• _Exercise_: Every line that contains the word "yurishdan" should be copied out.

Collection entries
--- Start ---
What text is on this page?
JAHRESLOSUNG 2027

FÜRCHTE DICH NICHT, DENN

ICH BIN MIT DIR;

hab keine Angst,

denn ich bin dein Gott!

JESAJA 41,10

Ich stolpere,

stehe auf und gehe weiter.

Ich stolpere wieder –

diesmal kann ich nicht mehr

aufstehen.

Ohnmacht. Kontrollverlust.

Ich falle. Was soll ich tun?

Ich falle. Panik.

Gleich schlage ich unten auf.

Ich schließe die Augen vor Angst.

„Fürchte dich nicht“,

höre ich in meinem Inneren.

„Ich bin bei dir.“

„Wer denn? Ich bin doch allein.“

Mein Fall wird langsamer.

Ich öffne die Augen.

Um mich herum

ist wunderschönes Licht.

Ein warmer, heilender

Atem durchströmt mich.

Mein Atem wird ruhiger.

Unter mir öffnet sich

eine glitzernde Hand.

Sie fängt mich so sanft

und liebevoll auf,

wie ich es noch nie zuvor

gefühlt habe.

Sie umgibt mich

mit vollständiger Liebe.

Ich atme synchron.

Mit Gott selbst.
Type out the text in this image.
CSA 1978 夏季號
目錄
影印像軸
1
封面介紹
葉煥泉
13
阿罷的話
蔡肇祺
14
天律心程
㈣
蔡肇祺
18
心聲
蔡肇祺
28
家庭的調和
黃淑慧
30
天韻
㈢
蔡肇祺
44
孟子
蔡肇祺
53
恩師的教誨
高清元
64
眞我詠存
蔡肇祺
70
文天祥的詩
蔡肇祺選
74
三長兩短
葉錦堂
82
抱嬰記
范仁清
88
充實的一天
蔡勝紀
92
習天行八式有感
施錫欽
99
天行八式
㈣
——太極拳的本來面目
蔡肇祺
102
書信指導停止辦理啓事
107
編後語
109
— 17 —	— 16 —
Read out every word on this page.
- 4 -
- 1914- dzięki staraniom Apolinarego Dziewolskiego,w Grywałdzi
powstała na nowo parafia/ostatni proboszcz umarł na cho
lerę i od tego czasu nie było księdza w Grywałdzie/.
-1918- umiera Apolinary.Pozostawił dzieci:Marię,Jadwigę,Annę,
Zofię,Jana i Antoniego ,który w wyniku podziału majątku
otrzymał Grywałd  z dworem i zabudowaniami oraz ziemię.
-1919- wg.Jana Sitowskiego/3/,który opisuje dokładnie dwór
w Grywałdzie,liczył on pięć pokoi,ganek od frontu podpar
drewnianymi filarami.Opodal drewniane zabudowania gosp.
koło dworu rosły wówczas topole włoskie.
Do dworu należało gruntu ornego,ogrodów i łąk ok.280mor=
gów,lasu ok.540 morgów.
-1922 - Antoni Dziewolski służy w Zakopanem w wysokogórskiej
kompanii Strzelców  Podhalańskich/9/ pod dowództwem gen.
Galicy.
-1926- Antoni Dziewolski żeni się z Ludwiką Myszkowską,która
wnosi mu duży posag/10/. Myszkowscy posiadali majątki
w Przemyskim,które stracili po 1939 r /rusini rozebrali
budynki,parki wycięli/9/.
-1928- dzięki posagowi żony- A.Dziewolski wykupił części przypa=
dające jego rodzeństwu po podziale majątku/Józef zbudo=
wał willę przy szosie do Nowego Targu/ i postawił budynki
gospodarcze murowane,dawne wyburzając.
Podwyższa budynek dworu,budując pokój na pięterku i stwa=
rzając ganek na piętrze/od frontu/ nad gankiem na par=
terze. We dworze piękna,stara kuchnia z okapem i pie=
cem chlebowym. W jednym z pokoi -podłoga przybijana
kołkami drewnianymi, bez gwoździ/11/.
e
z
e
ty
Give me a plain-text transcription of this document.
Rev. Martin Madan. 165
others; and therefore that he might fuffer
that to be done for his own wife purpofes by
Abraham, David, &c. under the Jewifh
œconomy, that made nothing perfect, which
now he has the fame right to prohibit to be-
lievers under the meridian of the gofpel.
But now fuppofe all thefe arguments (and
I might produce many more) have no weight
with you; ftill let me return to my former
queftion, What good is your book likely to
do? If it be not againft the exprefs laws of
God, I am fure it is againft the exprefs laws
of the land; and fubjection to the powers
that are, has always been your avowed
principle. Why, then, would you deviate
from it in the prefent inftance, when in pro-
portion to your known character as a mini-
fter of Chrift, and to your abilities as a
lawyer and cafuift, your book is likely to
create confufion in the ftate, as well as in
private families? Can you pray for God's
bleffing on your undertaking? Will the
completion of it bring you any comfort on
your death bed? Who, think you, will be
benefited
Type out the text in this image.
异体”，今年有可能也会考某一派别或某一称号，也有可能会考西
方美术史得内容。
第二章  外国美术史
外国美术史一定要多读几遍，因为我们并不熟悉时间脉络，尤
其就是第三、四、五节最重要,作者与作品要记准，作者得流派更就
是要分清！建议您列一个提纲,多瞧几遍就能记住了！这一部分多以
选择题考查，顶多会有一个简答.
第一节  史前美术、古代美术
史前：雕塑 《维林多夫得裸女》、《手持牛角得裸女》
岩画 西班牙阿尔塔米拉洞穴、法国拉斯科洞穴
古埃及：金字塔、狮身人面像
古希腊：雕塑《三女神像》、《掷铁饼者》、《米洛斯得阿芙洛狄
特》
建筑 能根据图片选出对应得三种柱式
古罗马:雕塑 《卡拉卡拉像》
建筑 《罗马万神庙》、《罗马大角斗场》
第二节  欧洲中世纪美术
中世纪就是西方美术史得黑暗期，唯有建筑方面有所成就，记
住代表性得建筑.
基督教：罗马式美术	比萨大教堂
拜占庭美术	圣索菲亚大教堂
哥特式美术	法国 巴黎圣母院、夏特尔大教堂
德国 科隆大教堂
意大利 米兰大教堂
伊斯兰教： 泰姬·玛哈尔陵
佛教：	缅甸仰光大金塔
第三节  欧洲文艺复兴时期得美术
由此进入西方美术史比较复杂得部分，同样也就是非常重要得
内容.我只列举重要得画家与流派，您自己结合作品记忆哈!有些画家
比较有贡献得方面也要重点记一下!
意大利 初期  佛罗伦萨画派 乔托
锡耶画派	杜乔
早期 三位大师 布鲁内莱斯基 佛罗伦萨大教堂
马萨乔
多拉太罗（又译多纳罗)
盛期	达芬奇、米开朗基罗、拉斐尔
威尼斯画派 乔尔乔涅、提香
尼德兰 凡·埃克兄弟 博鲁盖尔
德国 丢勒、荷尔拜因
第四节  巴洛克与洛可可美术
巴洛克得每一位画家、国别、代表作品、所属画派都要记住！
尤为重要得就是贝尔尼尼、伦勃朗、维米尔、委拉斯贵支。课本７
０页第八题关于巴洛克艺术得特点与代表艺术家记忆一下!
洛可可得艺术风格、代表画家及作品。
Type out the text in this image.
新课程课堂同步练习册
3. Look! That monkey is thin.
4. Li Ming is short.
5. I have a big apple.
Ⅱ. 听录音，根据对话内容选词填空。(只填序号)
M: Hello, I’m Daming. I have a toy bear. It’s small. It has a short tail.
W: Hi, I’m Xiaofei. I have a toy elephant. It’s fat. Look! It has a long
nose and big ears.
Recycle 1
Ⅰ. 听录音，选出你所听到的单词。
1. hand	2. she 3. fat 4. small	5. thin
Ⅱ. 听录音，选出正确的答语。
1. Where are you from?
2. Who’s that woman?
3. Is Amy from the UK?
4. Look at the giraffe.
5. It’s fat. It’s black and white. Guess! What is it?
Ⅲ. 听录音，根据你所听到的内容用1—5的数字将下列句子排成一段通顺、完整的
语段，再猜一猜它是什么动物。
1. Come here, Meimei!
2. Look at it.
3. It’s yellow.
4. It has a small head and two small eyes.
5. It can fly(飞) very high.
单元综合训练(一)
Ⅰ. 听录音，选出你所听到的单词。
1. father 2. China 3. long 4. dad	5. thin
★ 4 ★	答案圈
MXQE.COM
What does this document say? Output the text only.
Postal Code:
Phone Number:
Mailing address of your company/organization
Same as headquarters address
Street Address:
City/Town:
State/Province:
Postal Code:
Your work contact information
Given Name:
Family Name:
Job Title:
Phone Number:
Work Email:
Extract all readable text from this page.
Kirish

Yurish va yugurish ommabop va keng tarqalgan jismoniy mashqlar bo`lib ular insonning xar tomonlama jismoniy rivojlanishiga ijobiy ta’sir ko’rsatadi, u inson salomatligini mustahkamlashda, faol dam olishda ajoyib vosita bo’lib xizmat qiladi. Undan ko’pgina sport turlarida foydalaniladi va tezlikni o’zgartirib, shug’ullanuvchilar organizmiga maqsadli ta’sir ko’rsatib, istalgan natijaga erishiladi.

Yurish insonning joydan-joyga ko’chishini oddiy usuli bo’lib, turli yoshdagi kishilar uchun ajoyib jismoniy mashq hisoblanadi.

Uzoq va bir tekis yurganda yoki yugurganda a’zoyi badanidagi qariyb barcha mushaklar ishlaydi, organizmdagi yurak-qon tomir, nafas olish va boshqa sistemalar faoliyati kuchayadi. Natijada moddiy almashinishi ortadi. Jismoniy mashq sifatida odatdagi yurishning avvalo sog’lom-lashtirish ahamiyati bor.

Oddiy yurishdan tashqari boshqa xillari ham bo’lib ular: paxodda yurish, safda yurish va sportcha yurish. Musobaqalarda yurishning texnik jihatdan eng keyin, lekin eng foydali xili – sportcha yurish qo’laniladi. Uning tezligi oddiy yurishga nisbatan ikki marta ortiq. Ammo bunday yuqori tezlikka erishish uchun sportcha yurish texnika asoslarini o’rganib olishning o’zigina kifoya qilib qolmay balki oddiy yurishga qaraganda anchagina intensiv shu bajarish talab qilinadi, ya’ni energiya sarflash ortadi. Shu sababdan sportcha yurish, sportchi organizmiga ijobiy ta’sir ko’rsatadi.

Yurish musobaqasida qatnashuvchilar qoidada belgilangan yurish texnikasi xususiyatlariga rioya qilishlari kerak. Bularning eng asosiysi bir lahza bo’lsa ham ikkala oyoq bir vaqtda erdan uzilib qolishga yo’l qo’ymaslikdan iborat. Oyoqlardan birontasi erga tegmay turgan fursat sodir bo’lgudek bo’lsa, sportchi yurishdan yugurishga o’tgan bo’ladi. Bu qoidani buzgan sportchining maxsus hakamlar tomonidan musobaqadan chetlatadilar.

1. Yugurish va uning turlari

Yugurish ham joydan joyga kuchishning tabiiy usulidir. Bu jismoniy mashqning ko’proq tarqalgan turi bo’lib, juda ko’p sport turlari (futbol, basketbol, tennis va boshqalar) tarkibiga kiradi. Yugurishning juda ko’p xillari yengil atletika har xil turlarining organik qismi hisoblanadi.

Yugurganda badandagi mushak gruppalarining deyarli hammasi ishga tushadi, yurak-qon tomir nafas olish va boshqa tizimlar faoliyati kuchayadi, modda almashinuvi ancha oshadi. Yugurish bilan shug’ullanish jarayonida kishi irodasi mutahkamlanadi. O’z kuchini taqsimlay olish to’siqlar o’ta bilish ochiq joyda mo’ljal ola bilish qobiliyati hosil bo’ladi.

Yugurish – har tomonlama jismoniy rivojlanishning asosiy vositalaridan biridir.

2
--- End ---
• _Output of the task_:
Oddiy yurishdan tashqari boshqa xillari ham bo’lib ular: paxodda yurish, safda yurish va sportcha yurish. Musobaqalarda yurishning texnik jihatdan eng keyin, lekin eng foydali xili – sportcha yurish qo’laniladi. Uning tezligi oddiy yurishga nisbatan ikki marta ortiq. Ammo bunday yuqori tezlikka erishish uchun sportcha yurish texnika asoslarini o’rganib olishning o’zigina kifoya qilib qolmay balki oddiy yurishga qaraganda anchagina intensiv shu bajarish talab qilinadi, ya’ni energiya sarflash ortadi. Shu sababdan sportcha yurish, sportchi organizmiga ijobiy ta’sir ko’rsatadi.
Yurish musobaqasida qatnashuvchilar qoidada belgilangan yurish texnikasi xususiyatlariga rioya qilishlari kerak. Bularning eng asosiysi bir lahza bo’lsa ham ikkala oyoq bir vaqtda erdan uzilib qolishga yo’l qo’ymaslikdan iborat. Oyoqlardan birontasi erga tegmay turgan fursat sodir bo’lgudek bo’lsa, sportchi yurishdan yugurishga o’tgan bo’ladi. Bu qoidani buzgan sportchining maxsus hakamlar tomonidan musobaqadan chetlatadilar.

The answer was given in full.